**RECORDS PROVIDED**
[Begin]

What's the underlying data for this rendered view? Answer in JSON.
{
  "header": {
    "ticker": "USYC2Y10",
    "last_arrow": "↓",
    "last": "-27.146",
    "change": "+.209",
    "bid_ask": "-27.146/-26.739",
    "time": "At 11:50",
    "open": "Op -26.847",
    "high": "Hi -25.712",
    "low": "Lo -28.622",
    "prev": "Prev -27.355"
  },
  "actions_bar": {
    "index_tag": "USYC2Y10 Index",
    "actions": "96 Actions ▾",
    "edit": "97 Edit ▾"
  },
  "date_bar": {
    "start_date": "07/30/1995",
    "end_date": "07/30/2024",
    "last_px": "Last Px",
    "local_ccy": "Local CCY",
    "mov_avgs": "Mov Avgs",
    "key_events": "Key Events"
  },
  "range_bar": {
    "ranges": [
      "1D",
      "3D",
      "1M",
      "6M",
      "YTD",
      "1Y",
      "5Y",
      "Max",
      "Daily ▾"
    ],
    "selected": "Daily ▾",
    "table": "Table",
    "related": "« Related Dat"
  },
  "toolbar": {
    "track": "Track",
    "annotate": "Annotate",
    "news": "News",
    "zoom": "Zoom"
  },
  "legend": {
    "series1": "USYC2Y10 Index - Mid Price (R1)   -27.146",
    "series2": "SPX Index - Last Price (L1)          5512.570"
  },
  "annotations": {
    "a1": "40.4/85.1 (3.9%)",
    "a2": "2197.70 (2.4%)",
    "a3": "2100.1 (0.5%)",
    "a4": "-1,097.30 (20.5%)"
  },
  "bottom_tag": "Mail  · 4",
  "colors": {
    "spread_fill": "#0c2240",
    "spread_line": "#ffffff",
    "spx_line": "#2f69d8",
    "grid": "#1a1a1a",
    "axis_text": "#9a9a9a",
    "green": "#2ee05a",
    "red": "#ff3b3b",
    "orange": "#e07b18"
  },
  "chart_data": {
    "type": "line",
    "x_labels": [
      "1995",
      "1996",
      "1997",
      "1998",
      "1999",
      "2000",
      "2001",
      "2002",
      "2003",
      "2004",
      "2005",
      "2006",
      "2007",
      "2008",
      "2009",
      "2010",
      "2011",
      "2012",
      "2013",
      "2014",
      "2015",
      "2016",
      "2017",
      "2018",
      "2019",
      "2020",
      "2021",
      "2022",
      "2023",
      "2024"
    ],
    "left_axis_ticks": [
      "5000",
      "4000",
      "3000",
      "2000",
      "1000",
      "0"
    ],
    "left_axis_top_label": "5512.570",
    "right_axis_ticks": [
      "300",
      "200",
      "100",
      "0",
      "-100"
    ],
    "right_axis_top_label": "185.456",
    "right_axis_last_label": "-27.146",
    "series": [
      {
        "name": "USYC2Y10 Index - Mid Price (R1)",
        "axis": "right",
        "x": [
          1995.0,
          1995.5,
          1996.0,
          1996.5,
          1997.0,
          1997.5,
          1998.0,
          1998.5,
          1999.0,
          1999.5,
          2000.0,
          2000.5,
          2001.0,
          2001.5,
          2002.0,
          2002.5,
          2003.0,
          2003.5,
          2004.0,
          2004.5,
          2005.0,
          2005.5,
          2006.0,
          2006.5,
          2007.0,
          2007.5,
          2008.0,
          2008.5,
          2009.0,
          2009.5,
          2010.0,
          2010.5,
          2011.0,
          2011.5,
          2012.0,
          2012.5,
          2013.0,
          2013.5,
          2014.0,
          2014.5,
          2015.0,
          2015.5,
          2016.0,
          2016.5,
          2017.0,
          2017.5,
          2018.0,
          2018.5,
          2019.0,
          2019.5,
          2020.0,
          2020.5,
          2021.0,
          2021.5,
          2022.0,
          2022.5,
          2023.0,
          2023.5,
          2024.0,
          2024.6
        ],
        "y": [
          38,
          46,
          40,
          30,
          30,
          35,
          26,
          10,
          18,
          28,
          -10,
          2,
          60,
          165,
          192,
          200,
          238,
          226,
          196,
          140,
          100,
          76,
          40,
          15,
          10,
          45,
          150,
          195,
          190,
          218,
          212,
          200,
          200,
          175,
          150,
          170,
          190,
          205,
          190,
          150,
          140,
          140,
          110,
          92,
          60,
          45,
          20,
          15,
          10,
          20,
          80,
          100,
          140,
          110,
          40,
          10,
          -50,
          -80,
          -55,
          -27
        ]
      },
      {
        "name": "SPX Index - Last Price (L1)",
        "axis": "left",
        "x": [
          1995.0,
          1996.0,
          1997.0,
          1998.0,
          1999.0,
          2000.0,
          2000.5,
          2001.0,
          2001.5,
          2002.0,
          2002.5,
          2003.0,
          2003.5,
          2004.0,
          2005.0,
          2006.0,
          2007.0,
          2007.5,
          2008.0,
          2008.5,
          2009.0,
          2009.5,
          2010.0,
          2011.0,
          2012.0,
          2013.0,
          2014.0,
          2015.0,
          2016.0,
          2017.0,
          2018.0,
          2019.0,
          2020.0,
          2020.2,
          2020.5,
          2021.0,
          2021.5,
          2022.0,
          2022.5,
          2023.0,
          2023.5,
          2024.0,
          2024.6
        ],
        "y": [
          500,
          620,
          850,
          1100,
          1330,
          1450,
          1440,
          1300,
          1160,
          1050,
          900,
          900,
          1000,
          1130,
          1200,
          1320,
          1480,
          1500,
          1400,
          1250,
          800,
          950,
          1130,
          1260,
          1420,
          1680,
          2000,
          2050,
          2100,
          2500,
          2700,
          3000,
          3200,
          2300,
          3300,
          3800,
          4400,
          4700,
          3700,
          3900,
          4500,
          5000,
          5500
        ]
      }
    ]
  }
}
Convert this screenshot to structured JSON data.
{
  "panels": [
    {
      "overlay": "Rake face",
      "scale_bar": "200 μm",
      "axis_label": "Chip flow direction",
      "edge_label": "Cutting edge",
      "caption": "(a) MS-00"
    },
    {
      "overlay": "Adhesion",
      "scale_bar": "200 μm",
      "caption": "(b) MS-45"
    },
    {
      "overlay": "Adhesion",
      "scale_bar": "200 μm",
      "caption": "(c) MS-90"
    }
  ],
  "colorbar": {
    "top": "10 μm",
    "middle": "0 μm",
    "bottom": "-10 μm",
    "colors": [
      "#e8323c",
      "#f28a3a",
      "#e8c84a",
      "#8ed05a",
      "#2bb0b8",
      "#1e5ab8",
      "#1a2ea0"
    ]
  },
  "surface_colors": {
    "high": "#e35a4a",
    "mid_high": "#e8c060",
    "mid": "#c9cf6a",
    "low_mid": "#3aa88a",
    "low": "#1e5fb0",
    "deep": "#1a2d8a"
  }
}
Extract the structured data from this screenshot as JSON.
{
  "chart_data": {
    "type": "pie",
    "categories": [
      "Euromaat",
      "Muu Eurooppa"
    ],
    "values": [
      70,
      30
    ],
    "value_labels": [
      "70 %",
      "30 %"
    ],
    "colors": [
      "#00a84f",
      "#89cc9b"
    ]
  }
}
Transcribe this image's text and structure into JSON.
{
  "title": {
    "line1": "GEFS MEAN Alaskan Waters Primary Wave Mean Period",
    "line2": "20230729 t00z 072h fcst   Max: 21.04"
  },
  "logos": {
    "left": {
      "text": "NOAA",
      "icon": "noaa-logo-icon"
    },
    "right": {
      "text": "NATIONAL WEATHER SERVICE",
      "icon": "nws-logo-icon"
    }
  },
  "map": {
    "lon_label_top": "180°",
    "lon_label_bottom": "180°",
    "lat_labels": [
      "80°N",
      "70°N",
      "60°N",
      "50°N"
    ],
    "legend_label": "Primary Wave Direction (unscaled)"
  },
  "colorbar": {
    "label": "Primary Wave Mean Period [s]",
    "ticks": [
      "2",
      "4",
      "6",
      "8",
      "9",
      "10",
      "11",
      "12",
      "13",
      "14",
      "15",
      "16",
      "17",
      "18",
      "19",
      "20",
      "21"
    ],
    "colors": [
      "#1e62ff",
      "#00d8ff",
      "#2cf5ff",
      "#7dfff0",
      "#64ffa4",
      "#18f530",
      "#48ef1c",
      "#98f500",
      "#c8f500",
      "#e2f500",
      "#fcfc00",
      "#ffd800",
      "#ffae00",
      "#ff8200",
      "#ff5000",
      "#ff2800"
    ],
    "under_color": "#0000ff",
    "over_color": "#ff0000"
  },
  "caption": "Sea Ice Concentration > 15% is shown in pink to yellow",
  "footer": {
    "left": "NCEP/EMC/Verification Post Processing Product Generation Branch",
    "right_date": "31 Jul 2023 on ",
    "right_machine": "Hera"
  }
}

[End]

**WHAT THE TASK ASKS**
Say how many lines in this material hold "name", and say nothing else.

**RESULT OF THE TASK**
2